= Written problem =
Rewrite every line of the data below as a numbered list, omitting blank lines. Leave the pictures out of the list.

= Material to process =
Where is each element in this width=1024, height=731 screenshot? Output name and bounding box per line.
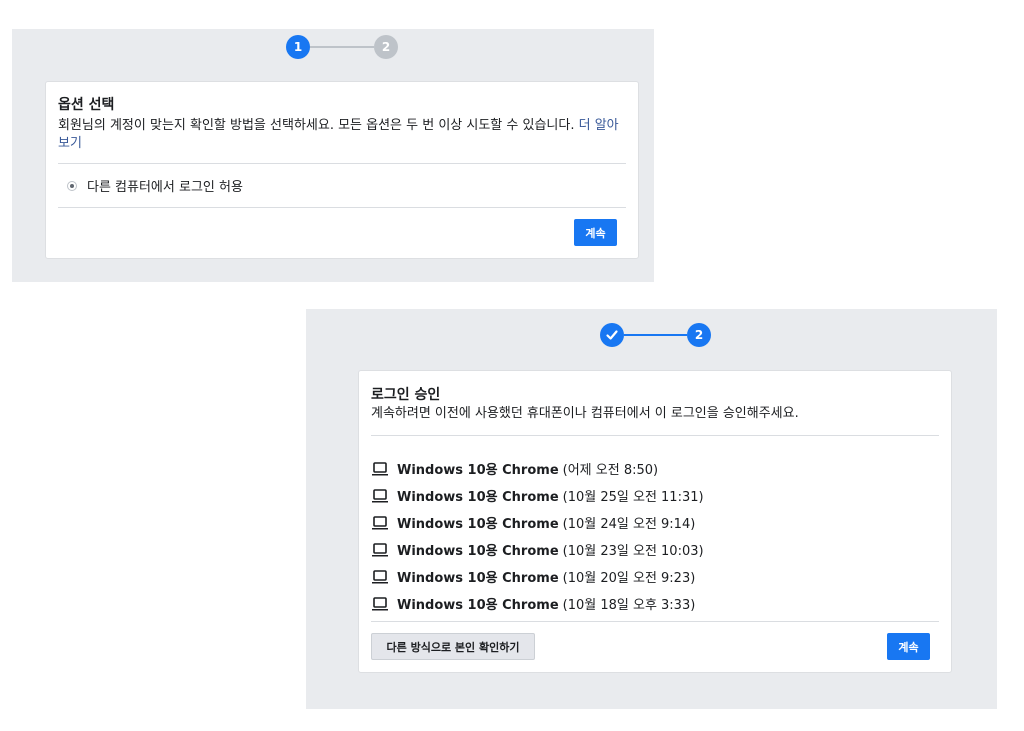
login-approval-panel: 2 로그인 승인 계속하려면 이전에 사용했던 휴대폰이나 컴퓨터에서 이 로그… bbox=[306, 309, 997, 709]
device-login-time: (10월 18일 오후 3:33) bbox=[562, 598, 696, 613]
device-name: Windows 10용 Chrome bbox=[397, 490, 559, 505]
device-row: Windows 10용 Chrome (10월 24일 오전 9:14) bbox=[371, 509, 931, 536]
device-login-time: (10월 20일 오전 9:23) bbox=[562, 571, 696, 586]
device-login-time: (10월 23일 오전 10:03) bbox=[562, 544, 704, 559]
card-title: 로그인 승인 bbox=[371, 387, 441, 403]
progress-stepper: 1 2 bbox=[286, 35, 398, 59]
option-select-panel: 1 2 옵션 선택 회원님의 계정이 맞는지 확인할 방법을 선택하세요. 모든… bbox=[12, 29, 654, 282]
step-1-completed bbox=[600, 323, 624, 347]
divider bbox=[371, 621, 939, 622]
device-login-time: (10월 25일 오전 11:31) bbox=[562, 490, 704, 505]
device-list: Windows 10용 Chrome (어제 오전 8:50) Windows 10… bbox=[371, 455, 931, 617]
device-row: Windows 10용 Chrome (10월 23일 오전 10:03) bbox=[371, 536, 931, 563]
description-text: 회원님의 계정이 맞는지 확인할 방법을 선택하세요. 모든 옵션은 두 번 이… bbox=[58, 118, 575, 133]
card-description: 계속하려면 이전에 사용했던 휴대폰이나 컴퓨터에서 이 로그인을 승인해주세요… bbox=[371, 406, 799, 421]
device-name: Windows 10용 Chrome bbox=[397, 571, 559, 586]
step-1-indicator: 1 bbox=[286, 35, 310, 59]
step-2-indicator: 2 bbox=[374, 35, 398, 59]
laptop-icon bbox=[372, 488, 388, 502]
radio-button[interactable] bbox=[67, 180, 77, 191]
device-name: Windows 10용 Chrome bbox=[397, 463, 559, 478]
device-row: Windows 10용 Chrome (어제 오전 8:50) bbox=[371, 455, 931, 482]
option-label: 다른 컴퓨터에서 로그인 허용 bbox=[87, 180, 243, 195]
option-other-computer[interactable]: 다른 컴퓨터에서 로그인 허용 bbox=[67, 176, 243, 195]
device-login-time: (어제 오전 8:50) bbox=[562, 463, 659, 478]
device-name: Windows 10용 Chrome bbox=[397, 544, 559, 559]
continue-button[interactable]: 계속 bbox=[574, 219, 617, 246]
device-row: Windows 10용 Chrome (10월 25일 오전 11:31) bbox=[371, 482, 931, 509]
device-name: Windows 10용 Chrome bbox=[397, 598, 559, 613]
card-title: 옵션 선택 bbox=[58, 97, 115, 113]
step-connector bbox=[310, 46, 374, 48]
laptop-icon bbox=[372, 596, 388, 610]
option-select-card: 옵션 선택 회원님의 계정이 맞는지 확인할 방법을 선택하세요. 모든 옵션은… bbox=[45, 81, 639, 259]
laptop-icon bbox=[372, 569, 388, 583]
device-row: Windows 10용 Chrome (10월 18일 오후 3:33) bbox=[371, 590, 931, 617]
alternate-verification-button[interactable]: 다른 방식으로 본인 확인하기 bbox=[371, 633, 535, 660]
continue-button[interactable]: 계속 bbox=[887, 633, 930, 660]
device-row: Windows 10용 Chrome (10월 20일 오전 9:23) bbox=[371, 563, 931, 590]
divider bbox=[58, 207, 626, 208]
progress-stepper: 2 bbox=[600, 323, 711, 347]
divider bbox=[371, 435, 939, 436]
device-name: Windows 10용 Chrome bbox=[397, 517, 559, 532]
step-2-indicator: 2 bbox=[687, 323, 711, 347]
check-icon bbox=[606, 330, 618, 340]
login-approval-card: 로그인 승인 계속하려면 이전에 사용했던 휴대폰이나 컴퓨터에서 이 로그인을… bbox=[358, 370, 952, 673]
step-connector bbox=[624, 334, 687, 336]
laptop-icon bbox=[372, 542, 388, 556]
device-login-time: (10월 24일 오전 9:14) bbox=[562, 517, 696, 532]
divider bbox=[58, 163, 626, 164]
laptop-icon bbox=[372, 515, 388, 529]
card-description: 회원님의 계정이 맞는지 확인할 방법을 선택하세요. 모든 옵션은 두 번 이… bbox=[58, 117, 626, 153]
laptop-icon bbox=[372, 461, 388, 475]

= Output for this exercise =
1. Where is each element in this width=1024, height=731 screenshot? Output name and bounding box per line.
2. login-approval-panel: 2 로그인 승인 계속하려면 이전에 사용했던 휴대폰이나 컴퓨터에서 이 로그… bbox=[306, 309, 997, 709]
3. device-login-time: (10월 18일 오후 3:33) bbox=[562, 598, 696, 613]
4. device-name: Windows 10용 Chrome bbox=[397, 490, 559, 505]
5. device-row: Windows 10용 Chrome (10월 24일 오전 9:14) bbox=[371, 509, 931, 536]
6. device-login-time: (10월 20일 오전 9:23) bbox=[562, 571, 696, 586]
7. device-login-time: (10월 23일 오전 10:03) bbox=[562, 544, 704, 559]
8. card-title: 로그인 승인 bbox=[371, 387, 441, 403]
9. progress-stepper: 1 2 bbox=[286, 35, 398, 59]
10. option-select-panel: 1 2 옵션 선택 회원님의 계정이 맞는지 확인할 방법을 선택하세요. 모든… bbox=[12, 29, 654, 282]
11. step-1-completed bbox=[600, 323, 624, 347]
12. divider bbox=[371, 621, 939, 622]
13. device-login-time: (10월 25일 오전 11:31) bbox=[562, 490, 704, 505]
14. device-list: Windows 10용 Chrome (어제 오전 8:50) Windows 10… bbox=[371, 455, 931, 617]
15. device-row: Windows 10용 Chrome (10월 23일 오전 10:03) bbox=[371, 536, 931, 563]
16. description-text: 회원님의 계정이 맞는지 확인할 방법을 선택하세요. 모든 옵션은 두 번 이… bbox=[58, 118, 575, 133]
17. card-description: 계속하려면 이전에 사용했던 휴대폰이나 컴퓨터에서 이 로그인을 승인해주세요… bbox=[371, 406, 799, 421]
18. device-name: Windows 10용 Chrome bbox=[397, 571, 559, 586]
19. step-1-indicator: 1 bbox=[286, 35, 310, 59]
20. step-2-indicator: 2 bbox=[374, 35, 398, 59]
21. laptop-icon bbox=[372, 488, 388, 502]
22. radio-button[interactable] bbox=[67, 180, 77, 191]
23. device-name: Windows 10용 Chrome bbox=[397, 463, 559, 478]
24. device-row: Windows 10용 Chrome (어제 오전 8:50) bbox=[371, 455, 931, 482]
25. option-label: 다른 컴퓨터에서 로그인 허용 bbox=[87, 180, 243, 195]
26. option-other-computer[interactable]: 다른 컴퓨터에서 로그인 허용 bbox=[67, 176, 243, 195]
27. device-login-time: (어제 오전 8:50) bbox=[562, 463, 659, 478]
28. device-name: Windows 10용 Chrome bbox=[397, 544, 559, 559]
29. continue-button[interactable]: 계속 bbox=[574, 219, 617, 246]
30. device-row: Windows 10용 Chrome (10월 25일 오전 11:31) bbox=[371, 482, 931, 509]
31. device-name: Windows 10용 Chrome bbox=[397, 598, 559, 613]
32. card-title: 옵션 선택 bbox=[58, 97, 115, 113]
33. step-connector bbox=[310, 46, 374, 48]
34. laptop-icon bbox=[372, 596, 388, 610]
35. option-select-card: 옵션 선택 회원님의 계정이 맞는지 확인할 방법을 선택하세요. 모든 옵션은… bbox=[45, 81, 639, 259]
36. laptop-icon bbox=[372, 569, 388, 583]
37. device-row: Windows 10용 Chrome (10월 18일 오후 3:33) bbox=[371, 590, 931, 617]
38. alternate-verification-button[interactable]: 다른 방식으로 본인 확인하기 bbox=[371, 633, 535, 660]
39. continue-button[interactable]: 계속 bbox=[887, 633, 930, 660]
40. device-row: Windows 10용 Chrome (10월 20일 오전 9:23) bbox=[371, 563, 931, 590]
41. divider bbox=[58, 207, 626, 208]
42. progress-stepper: 2 bbox=[600, 323, 711, 347]
43. divider bbox=[371, 435, 939, 436]
44. device-name: Windows 10용 Chrome bbox=[397, 517, 559, 532]
45. step-2-indicator: 2 bbox=[687, 323, 711, 347]
46. check-icon bbox=[606, 330, 618, 340]
47. login-approval-card: 로그인 승인 계속하려면 이전에 사용했던 휴대폰이나 컴퓨터에서 이 로그인을… bbox=[358, 370, 952, 673]
48. step-connector bbox=[624, 334, 687, 336]
49. laptop-icon bbox=[372, 542, 388, 556]
50. device-login-time: (10월 24일 오전 9:14) bbox=[562, 517, 696, 532]
51. divider bbox=[58, 163, 626, 164]
52. laptop-icon bbox=[372, 515, 388, 529]
53. card-description: 회원님의 계정이 맞는지 확인할 방법을 선택하세요. 모든 옵션은 두 번 이… bbox=[58, 117, 626, 153]
54. laptop-icon bbox=[372, 461, 388, 475]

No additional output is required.